(Part of a data file)
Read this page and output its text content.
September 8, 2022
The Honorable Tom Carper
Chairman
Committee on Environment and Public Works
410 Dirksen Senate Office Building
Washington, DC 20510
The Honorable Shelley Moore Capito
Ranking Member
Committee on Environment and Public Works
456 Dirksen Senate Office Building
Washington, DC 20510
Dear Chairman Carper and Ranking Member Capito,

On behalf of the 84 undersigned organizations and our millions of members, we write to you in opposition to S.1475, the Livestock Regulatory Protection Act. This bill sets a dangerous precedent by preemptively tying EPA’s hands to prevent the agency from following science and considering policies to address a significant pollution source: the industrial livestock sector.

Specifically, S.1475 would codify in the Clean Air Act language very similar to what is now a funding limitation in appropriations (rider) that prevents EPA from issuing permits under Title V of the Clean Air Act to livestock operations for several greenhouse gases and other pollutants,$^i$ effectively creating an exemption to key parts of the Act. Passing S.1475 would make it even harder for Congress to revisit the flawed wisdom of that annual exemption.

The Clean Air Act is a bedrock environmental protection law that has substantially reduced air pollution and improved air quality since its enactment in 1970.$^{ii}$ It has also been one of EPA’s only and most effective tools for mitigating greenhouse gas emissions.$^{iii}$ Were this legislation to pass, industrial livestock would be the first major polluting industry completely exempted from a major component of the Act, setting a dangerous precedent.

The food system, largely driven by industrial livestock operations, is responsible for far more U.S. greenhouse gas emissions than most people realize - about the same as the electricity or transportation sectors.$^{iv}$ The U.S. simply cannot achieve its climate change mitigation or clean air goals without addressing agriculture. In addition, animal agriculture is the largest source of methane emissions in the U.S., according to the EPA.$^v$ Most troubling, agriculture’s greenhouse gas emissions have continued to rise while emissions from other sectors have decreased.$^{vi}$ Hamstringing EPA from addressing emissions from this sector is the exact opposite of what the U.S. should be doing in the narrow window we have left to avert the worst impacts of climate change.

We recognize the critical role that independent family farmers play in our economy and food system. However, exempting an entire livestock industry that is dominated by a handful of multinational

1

### Exercise aim
Please give back all of the records exactly as written.

### Exercise response
Read this page and output its text content.
September 8, 2022
The Honorable Tom Carper
Chairman
Committee on Environment and Public Works
410 Dirksen Senate Office Building
Washington, DC 20510
The Honorable Shelley Moore Capito
Ranking Member
Committee on Environment and Public Works
456 Dirksen Senate Office Building
Washington, DC 20510
Dear Chairman Carper and Ranking Member Capito,

On behalf of the 84 undersigned organizations and our millions of members, we write to you in opposition to S.1475, the Livestock Regulatory Protection Act. This bill sets a dangerous precedent by preemptively tying EPA’s hands to prevent the agency from following science and considering policies to address a significant pollution source: the industrial livestock sector.

Specifically, S.1475 would codify in the Clean Air Act language very similar to what is now a funding limitation in appropriations (rider) that prevents EPA from issuing permits under Title V of the Clean Air Act to livestock operations for several greenhouse gases and other pollutants,$^i$ effectively creating an exemption to key parts of the Act. Passing S.1475 would make it even harder for Congress to revisit the flawed wisdom of that annual exemption.

The Clean Air Act is a bedrock environmental protection law that has substantially reduced air pollution and improved air quality since its enactment in 1970.$^{ii}$ It has also been one of EPA’s only and most effective tools for mitigating greenhouse gas emissions.$^{iii}$ Were this legislation to pass, industrial livestock would be the first major polluting industry completely exempted from a major component of the Act, setting a dangerous precedent.

The food system, largely driven by industrial livestock operations, is responsible for far more U.S. greenhouse gas emissions than most people realize - about the same as the electricity or transportation sectors.$^{iv}$ The U.S. simply cannot achieve its climate change mitigation or clean air goals without addressing agriculture. In addition, animal agriculture is the largest source of methane emissions in the U.S., according to the EPA.$^v$ Most troubling, agriculture’s greenhouse gas emissions have continued to rise while emissions from other sectors have decreased.$^{vi}$ Hamstringing EPA from addressing emissions from this sector is the exact opposite of what the U.S. should be doing in the narrow window we have left to avert the worst impacts of climate change.

We recognize the critical role that independent family farmers play in our economy and food system. However, exempting an entire livestock industry that is dominated by a handful of multinational

1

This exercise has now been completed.